* _THE TASK_
Your task is to copy every line of the entries that contains "ffffff".

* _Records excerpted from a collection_

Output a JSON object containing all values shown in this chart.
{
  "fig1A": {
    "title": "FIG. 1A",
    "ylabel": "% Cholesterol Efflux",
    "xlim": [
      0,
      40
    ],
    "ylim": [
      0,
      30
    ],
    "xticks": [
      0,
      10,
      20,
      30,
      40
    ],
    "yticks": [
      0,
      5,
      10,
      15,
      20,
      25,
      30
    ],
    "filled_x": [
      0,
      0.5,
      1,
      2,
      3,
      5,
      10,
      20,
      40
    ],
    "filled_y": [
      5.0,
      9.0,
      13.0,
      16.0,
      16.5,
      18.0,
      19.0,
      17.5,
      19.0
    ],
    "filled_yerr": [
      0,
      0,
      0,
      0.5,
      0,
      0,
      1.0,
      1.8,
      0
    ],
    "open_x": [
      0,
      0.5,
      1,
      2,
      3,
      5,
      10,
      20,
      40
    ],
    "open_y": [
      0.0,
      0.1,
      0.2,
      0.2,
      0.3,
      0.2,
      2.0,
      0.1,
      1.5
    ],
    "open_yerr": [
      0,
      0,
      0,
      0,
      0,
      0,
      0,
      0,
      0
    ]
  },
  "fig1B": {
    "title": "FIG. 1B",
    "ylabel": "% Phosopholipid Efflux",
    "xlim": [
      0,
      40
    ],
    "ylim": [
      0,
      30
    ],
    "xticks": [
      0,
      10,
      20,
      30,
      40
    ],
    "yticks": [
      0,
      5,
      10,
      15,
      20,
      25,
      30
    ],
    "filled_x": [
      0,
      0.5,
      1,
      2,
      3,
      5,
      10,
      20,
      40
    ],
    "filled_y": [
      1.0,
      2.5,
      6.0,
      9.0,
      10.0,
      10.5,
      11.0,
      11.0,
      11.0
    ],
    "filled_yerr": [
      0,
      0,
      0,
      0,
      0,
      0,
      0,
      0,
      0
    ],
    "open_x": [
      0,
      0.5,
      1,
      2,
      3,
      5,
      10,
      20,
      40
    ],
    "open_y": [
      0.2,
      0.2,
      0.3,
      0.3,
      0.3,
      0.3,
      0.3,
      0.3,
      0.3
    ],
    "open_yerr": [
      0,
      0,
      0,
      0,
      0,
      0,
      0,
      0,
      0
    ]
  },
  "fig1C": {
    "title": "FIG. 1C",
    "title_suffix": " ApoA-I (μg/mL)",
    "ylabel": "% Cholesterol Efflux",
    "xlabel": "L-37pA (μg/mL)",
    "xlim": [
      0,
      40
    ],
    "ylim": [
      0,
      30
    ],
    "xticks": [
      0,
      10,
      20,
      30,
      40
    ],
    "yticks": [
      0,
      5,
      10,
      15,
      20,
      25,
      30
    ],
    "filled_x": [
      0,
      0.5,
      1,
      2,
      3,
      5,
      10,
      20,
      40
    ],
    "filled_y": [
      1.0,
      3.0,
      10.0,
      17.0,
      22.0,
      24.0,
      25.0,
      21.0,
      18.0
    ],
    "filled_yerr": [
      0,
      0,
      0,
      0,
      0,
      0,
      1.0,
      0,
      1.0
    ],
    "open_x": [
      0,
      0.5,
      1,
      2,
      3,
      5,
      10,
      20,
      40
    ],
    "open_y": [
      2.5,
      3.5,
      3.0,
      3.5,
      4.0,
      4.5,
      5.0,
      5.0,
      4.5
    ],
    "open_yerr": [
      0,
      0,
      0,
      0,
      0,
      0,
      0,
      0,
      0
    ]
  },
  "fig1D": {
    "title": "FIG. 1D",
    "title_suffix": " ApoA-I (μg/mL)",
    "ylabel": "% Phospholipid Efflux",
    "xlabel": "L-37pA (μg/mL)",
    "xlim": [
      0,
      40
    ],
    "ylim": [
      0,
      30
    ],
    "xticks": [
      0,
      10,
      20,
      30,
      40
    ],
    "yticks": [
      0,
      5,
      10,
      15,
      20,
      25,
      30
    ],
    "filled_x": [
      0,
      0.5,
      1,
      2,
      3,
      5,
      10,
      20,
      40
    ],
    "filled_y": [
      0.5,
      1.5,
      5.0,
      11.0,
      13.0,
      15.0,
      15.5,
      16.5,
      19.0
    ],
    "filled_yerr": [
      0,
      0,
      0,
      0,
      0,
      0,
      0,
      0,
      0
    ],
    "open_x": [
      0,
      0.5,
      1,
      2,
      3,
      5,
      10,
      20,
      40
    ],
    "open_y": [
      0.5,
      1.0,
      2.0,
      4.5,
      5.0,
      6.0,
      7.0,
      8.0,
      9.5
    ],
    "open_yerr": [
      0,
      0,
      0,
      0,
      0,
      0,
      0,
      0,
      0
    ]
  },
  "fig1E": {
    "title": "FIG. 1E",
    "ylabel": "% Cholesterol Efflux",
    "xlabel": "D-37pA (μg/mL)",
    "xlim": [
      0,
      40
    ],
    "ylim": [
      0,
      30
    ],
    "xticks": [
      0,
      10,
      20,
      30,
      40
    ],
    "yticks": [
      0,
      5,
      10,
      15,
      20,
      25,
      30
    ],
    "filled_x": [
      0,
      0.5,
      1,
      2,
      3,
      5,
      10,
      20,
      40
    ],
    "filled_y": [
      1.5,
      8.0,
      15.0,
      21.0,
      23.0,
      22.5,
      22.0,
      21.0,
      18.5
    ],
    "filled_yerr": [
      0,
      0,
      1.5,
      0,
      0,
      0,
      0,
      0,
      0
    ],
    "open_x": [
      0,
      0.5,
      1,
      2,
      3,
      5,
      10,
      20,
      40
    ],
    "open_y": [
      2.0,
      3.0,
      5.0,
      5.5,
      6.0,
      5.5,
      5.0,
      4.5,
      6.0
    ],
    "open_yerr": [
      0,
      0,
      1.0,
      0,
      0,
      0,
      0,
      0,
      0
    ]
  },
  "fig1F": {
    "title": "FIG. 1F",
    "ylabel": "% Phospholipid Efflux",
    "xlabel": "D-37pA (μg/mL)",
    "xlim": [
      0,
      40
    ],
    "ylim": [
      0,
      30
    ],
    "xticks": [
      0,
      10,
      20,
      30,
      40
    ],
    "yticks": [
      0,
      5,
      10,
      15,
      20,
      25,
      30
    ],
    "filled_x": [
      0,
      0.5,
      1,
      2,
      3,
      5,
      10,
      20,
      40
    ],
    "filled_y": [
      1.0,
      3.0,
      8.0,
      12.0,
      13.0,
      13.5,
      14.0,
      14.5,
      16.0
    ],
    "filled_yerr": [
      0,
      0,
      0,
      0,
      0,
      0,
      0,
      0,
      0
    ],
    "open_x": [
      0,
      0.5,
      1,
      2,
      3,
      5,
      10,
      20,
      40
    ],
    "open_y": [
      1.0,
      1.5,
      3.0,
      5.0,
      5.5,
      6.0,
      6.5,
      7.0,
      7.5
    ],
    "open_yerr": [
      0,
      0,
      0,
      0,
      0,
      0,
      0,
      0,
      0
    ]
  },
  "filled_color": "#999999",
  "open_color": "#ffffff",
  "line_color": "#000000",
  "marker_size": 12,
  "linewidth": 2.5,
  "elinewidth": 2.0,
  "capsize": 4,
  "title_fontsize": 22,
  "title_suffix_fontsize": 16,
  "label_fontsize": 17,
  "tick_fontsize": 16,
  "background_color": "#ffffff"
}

* _COMPLETED EXERCISE_
  "open_color": "#ffffff",
  "background_color": "#ffffff"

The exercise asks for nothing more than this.